◆ Job ◆
Locate the lines where "care" occurs and copy them as they stand.

◆ Entries ◆
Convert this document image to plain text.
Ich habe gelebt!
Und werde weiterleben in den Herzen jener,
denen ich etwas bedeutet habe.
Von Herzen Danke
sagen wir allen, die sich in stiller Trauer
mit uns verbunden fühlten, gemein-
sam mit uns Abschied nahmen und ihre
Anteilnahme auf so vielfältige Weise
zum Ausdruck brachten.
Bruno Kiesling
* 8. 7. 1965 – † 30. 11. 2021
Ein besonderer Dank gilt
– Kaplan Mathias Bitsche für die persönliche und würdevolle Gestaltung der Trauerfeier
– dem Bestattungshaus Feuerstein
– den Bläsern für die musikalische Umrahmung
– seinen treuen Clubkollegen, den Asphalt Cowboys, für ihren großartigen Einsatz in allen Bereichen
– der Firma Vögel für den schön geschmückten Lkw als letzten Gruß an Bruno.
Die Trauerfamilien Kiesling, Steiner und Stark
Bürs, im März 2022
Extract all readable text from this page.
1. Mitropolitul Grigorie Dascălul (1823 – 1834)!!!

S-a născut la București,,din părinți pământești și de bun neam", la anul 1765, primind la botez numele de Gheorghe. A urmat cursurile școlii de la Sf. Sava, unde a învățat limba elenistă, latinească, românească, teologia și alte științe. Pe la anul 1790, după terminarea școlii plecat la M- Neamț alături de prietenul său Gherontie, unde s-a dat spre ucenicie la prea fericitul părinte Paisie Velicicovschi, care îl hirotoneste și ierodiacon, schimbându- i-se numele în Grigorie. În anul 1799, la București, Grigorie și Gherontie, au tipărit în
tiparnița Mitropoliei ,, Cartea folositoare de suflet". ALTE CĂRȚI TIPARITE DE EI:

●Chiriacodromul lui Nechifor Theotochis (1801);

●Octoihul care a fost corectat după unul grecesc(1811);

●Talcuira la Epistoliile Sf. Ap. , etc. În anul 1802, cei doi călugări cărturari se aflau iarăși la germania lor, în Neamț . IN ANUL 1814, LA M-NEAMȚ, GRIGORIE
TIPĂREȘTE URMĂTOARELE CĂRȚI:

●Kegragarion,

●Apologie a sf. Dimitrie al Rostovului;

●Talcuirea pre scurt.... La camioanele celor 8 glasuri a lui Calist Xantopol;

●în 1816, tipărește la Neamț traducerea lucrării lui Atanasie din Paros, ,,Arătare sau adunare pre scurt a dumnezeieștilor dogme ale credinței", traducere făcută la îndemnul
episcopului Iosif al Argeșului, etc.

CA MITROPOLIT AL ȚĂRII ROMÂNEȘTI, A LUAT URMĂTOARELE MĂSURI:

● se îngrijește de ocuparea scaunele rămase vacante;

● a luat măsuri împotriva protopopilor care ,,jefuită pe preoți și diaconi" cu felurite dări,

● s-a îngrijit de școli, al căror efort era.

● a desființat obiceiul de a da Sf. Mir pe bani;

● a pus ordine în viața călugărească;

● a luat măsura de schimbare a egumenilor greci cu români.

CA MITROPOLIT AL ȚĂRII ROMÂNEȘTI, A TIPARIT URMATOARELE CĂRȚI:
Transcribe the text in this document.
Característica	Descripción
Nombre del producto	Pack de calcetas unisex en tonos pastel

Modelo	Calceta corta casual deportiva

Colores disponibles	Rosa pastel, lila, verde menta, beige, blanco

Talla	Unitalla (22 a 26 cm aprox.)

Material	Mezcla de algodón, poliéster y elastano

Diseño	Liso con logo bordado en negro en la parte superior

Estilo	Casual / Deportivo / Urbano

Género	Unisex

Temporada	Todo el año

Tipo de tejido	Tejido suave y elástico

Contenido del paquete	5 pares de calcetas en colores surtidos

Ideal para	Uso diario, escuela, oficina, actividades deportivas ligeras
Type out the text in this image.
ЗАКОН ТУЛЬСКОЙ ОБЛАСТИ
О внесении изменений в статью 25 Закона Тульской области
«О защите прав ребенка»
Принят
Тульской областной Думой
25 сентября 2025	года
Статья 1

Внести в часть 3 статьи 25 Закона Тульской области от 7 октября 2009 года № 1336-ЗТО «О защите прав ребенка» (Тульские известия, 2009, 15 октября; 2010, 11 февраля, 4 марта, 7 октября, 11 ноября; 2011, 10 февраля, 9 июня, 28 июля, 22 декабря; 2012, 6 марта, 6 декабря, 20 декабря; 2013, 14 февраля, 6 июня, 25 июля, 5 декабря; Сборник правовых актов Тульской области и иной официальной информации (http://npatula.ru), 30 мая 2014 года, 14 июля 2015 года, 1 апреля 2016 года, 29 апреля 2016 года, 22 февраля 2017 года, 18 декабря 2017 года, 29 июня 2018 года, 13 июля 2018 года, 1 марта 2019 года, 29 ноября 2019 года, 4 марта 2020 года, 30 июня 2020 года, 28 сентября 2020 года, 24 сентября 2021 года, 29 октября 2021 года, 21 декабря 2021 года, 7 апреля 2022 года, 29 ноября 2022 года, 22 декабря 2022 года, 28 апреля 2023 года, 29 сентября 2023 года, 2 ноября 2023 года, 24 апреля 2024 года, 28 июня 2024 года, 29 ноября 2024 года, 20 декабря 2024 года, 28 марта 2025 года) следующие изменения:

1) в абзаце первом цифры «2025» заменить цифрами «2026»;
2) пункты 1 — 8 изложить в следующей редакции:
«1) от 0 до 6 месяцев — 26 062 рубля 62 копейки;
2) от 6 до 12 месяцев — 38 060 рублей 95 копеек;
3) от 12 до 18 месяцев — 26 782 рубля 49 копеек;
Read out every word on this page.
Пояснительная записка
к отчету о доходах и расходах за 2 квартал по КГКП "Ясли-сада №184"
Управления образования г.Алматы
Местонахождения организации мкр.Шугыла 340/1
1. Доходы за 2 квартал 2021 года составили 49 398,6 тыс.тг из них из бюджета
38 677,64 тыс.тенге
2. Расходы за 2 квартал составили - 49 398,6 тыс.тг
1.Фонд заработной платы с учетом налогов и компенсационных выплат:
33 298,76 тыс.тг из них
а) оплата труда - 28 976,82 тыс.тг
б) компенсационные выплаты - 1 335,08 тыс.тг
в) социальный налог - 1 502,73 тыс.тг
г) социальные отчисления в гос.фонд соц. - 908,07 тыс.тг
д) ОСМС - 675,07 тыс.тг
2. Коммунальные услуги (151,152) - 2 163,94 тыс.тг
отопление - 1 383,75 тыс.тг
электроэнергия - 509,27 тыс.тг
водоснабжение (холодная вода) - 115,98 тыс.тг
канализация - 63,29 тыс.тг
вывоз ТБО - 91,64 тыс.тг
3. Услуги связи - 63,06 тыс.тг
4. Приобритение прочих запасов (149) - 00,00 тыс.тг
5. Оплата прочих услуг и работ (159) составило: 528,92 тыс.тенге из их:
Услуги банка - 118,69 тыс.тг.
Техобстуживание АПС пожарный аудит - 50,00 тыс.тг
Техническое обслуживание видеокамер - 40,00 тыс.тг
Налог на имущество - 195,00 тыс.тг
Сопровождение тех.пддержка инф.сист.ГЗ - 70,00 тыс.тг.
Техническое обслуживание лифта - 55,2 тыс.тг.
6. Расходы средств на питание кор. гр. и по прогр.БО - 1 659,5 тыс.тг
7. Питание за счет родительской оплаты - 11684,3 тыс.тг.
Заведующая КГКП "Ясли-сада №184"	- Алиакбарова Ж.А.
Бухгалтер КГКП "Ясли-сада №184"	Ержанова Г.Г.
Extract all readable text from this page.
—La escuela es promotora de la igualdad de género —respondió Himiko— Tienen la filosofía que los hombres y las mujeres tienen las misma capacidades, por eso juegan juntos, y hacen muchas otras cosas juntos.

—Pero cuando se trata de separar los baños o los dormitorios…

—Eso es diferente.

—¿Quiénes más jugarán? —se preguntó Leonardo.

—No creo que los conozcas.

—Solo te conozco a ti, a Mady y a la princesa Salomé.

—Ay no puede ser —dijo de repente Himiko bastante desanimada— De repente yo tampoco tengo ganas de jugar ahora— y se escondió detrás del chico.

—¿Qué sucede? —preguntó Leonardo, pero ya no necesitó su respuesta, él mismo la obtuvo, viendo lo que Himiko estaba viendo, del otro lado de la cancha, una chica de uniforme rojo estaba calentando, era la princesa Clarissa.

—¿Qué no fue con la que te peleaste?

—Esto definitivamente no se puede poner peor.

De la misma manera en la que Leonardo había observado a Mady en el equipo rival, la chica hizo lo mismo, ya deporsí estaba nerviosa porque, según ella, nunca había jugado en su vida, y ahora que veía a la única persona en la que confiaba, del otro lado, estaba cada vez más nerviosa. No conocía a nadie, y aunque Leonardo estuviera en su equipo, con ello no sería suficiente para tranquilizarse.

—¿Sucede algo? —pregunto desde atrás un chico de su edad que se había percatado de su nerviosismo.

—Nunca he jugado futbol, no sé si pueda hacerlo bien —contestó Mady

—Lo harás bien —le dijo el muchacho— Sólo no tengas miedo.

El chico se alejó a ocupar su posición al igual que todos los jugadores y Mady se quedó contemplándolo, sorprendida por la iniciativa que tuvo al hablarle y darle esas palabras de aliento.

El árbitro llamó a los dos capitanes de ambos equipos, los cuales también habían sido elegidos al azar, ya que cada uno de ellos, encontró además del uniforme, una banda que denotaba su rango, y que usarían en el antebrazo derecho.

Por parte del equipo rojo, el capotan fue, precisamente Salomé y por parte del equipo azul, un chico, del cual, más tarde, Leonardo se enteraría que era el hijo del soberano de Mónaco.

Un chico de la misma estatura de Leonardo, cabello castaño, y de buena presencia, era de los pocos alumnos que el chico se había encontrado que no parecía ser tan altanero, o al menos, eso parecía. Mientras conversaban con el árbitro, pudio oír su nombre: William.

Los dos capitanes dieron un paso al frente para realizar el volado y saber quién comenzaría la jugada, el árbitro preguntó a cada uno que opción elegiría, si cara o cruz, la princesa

◆ Solution to this problem ◆
S-a născut la București,,din părinți pământești și de bun neam", la anul 1765, primind la botez numele de Gheorghe. A urmat cursurile școlii de la Sf. Sava, unde a învățat limba elenistă, latinească, românească, teologia și alte științe. Pe la anul 1790, după terminarea școlii plecat la M- Neamț alături de prietenul său Gherontie, unde s-a dat spre ucenicie la prea fericitul părinte Paisie Velicicovschi, care îl hirotoneste și ierodiacon, schimbându- i-se numele în Grigorie. În anul 1799, la București, Grigorie și Gherontie, au tipărit în
●Octoihul care a fost corectat după unul grecesc(1811);
● a luat măsuri împotriva protopopilor care ,,jefuită pe preoți și diaconi" cu felurite dări,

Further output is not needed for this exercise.